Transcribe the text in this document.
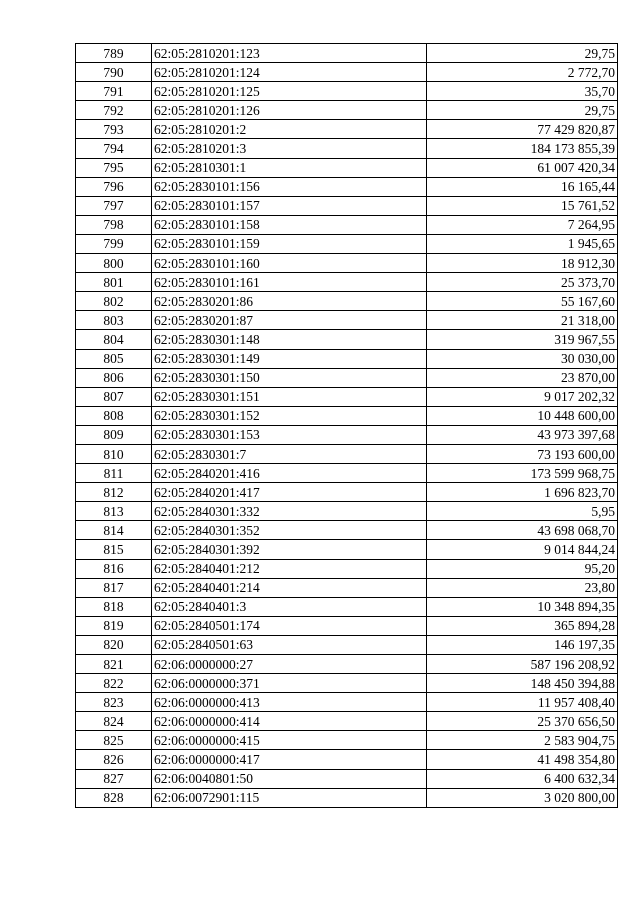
789	62:05:2810201:123	29,75
790	62:05:2810201:124	2 772,70
791	62:05:2810201:125	35,70
792	62:05:2810201:126	29,75
793	62:05:2810201:2	77 429 820,87
794	62:05:2810201:3	184 173 855,39
795	62:05:2810301:1	61 007 420,34
796	62:05:2830101:156	16 165,44
797	62:05:2830101:157	15 761,52
798	62:05:2830101:158	7 264,95
799	62:05:2830101:159	1 945,65
800	62:05:2830101:160	18 912,30
801	62:05:2830101:161	25 373,70
802	62:05:2830201:86	55 167,60
803	62:05:2830201:87	21 318,00
804	62:05:2830301:148	319 967,55
805	62:05:2830301:149	30 030,00
806	62:05:2830301:150	23 870,00
807	62:05:2830301:151	9 017 202,32
808	62:05:2830301:152	10 448 600,00
809	62:05:2830301:153	43 973 397,68
810	62:05:2830301:7	73 193 600,00
811	62:05:2840201:416	173 599 968,75
812	62:05:2840201:417	1 696 823,70
813	62:05:2840301:332	5,95
814	62:05:2840301:352	43 698 068,70
815	62:05:2840301:392	9 014 844,24
816	62:05:2840401:212	95,20
817	62:05:2840401:214	23,80
818	62:05:2840401:3	10 348 894,35
819	62:05:2840501:174	365 894,28
820	62:05:2840501:63	146 197,35
821	62:06:0000000:27	587 196 208,92
822	62:06:0000000:371	148 450 394,88
823	62:06:0000000:413	11 957 408,40
824	62:06:0000000:414	25 370 656,50
825	62:06:0000000:415	2 583 904,75
826	62:06:0000000:417	41 498 354,80
827	62:06:0040801:50	6 400 632,34
828	62:06:0072901:115	3 020 800,00
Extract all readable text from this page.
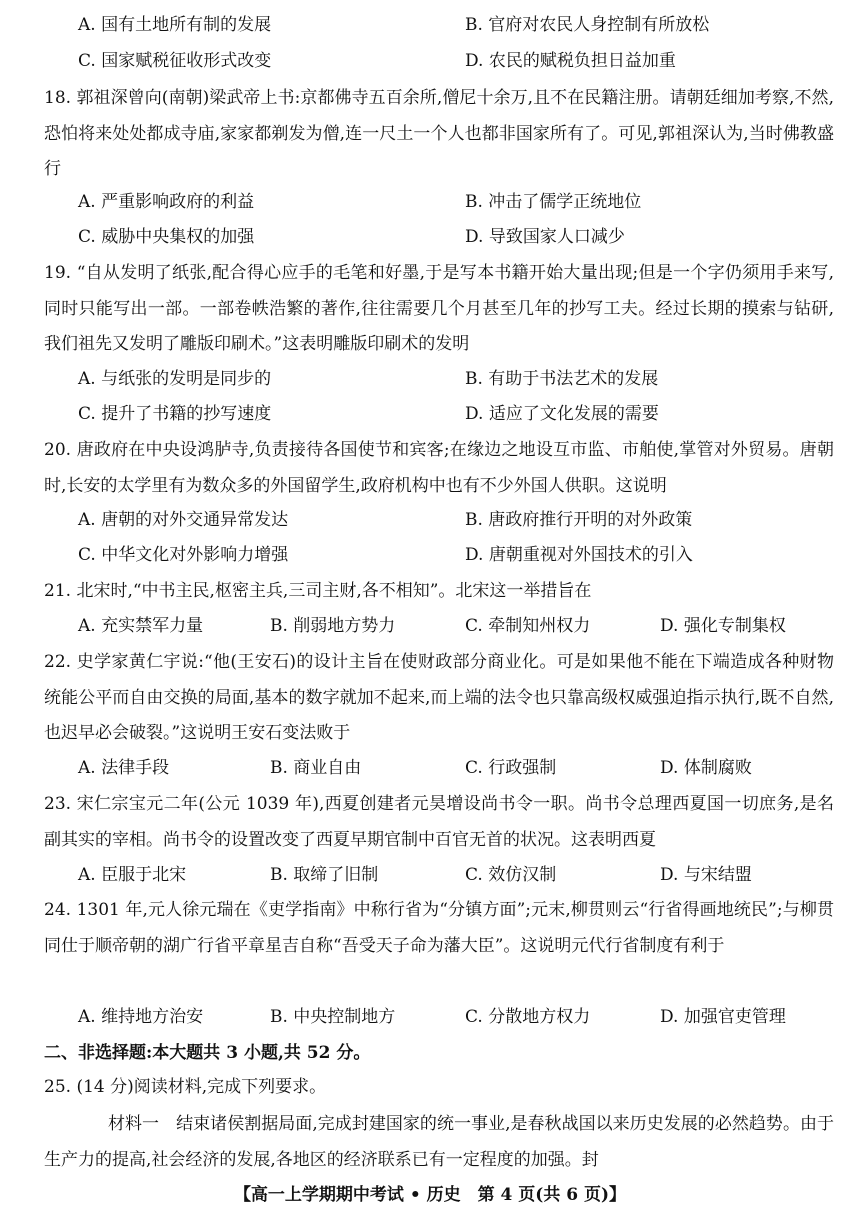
A. 国有土地所有制的发展	B. 官府对农民人身控制有所放松
C. 国家赋税征收形式改变	D. 农民的赋税负担日益加重
18. 郭祖深曾向(南朝)梁武帝上书:京都佛寺五百余所,僧尼十余万,且不在民籍注册。请朝廷细加考察,不然,恐怕将来处处都成寺庙,家家都剃发为僧,连一尺土一个人也都非国家所有了。可见,郭祖深认为,当时佛教盛行
A. 严重影响政府的利益	B. 冲击了儒学正统地位
C. 威胁中央集权的加强	D. 导致国家人口减少
19. “自从发明了纸张,配合得心应手的毛笔和好墨,于是写本书籍开始大量出现;但是一个字仍须用手来写,同时只能写出一部。一部卷帙浩繁的著作,往往需要几个月甚至几年的抄写工夫。经过长期的摸索与钻研,我们祖先又发明了雕版印刷术。”这表明雕版印刷术的发明
A. 与纸张的发明是同步的	B. 有助于书法艺术的发展
C. 提升了书籍的抄写速度	D. 适应了文化发展的需要
20. 唐政府在中央设鸿胪寺,负责接待各国使节和宾客;在缘边之地设互市监、市舶使,掌管对外贸易。唐朝时,长安的太学里有为数众多的外国留学生,政府机构中也有不少外国人供职。这说明
A. 唐朝的对外交通异常发达	B. 唐政府推行开明的对外政策
C. 中华文化对外影响力增强	D. 唐朝重视对外国技术的引入
21. 北宋时,“中书主民,枢密主兵,三司主财,各不相知”。北宋这一举措旨在
A. 充实禁军力量	B. 削弱地方势力	C. 牵制知州权力	D. 强化专制集权
22. 史学家黄仁宇说:“他(王安石)的设计主旨在使财政部分商业化。可是如果他不能在下端造成各种财物统能公平而自由交换的局面,基本的数字就加不起来,而上端的法令也只靠高级权威强迫指示执行,既不自然,也迟早必会破裂。”这说明王安石变法败于
A. 法律手段	B. 商业自由	C. 行政强制	D. 体制腐败
23. 宋仁宗宝元二年(公元 1039 年),西夏创建者元昊增设尚书令一职。尚书令总理西夏国一切庶务,是名副其实的宰相。尚书令的设置改变了西夏早期官制中百官无首的状况。这表明西夏
A. 臣服于北宋	B. 取缔了旧制	C. 效仿汉制	D. 与宋结盟
24. 1301 年,元人徐元瑞在《吏学指南》中称行省为“分镇方面”;元末,柳贯则云“行省得画地统民”;与柳贯同仕于顺帝朝的湖广行省平章星吉自称“吾受天子命为藩大臣”。这说明元代行省制度有利于
A. 维持地方治安	B. 中央控制地方	C. 分散地方权力	D. 加强官吏管理
二、非选择题:本大题共 3 小题,共 52 分。
25. (14 分)阅读材料,完成下列要求。
材料一　结束诸侯割据局面,完成封建国家的统一事业,是春秋战国以来历史发展的必然趋势。由于生产力的提高,社会经济的发展,各地区的经济联系已有一定程度的加强。封
【高一上学期期中考试 • 历史　第 4 页(共 6 页)】
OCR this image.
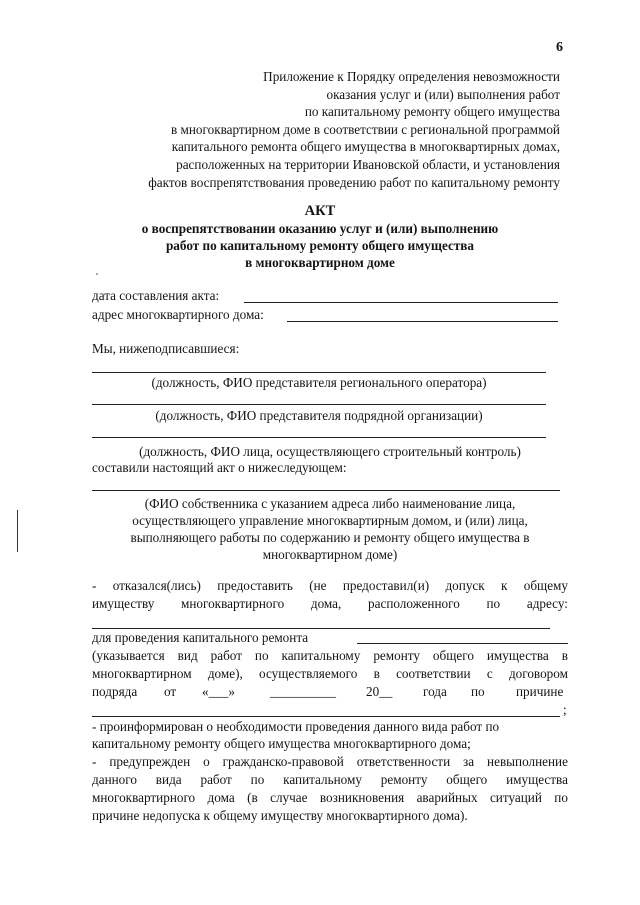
6
Приложение к Порядку определения невозможности
оказания услуг и (или) выполнения работ
по капитальному ремонту общего имущества
в многоквартирном доме в соответствии с региональной программой
капитального ремонта общего имущества в многоквартирных домах,
расположенных на территории Ивановской области, и установления
фактов воспрепятствования проведению работ по капитальному ремонту
АКТ
о воспрепятствовании оказанию услуг и (или) выполнению
работ по капитальному ремонту общего имущества
в многоквартирном доме
дата составления акта:
адрес многоквартирного дома:
Мы, нижеподписавшиеся:
(должность, ФИО представителя регионального оператора)
(должность, ФИО представителя подрядной организации)
(должность, ФИО лица, осуществляющего строительный контроль)
составили настоящий акт о нижеследующем:
(ФИО собственника с указанием адреса либо наименование лица,
осуществляющего управление многоквартирным домом, и (или) лица,
выполняющего работы по содержанию и ремонту общего имущества в
многоквартирном доме)
- отказался(лись) предоставить (не предоставил(и) допуск к общему
имуществу многоквартирного дома, расположенного по адресу:
для проведения капитального ремонта
(указывается вид работ по капитальному ремонту общего имущества в
многоквартирном доме), осуществляемого в соответствии с договором
подряда от «___»	__________ 20__ года по причине
;
- проинформирован о необходимости проведения данного вида работ по
капитальному ремонту общего имущества многоквартирного дома;
- предупрежден о гражданско-правовой ответственности за невыполнение
данного вида работ по капитальному ремонту общего имущества
многоквартирного дома (в случае возникновения аварийных ситуаций по
причине недопуска к общему имуществу многоквартирного дома).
- - - - - - -
▶ The exercise:
Which lines hold the word "доме"? Copy each of them from the records.

▶ Complete output:
в многоквартирном доме в соответствии с региональной программой
в многоквартирном доме
многоквартирном доме)
многоквартирном доме), осуществляемого в соответствии с договором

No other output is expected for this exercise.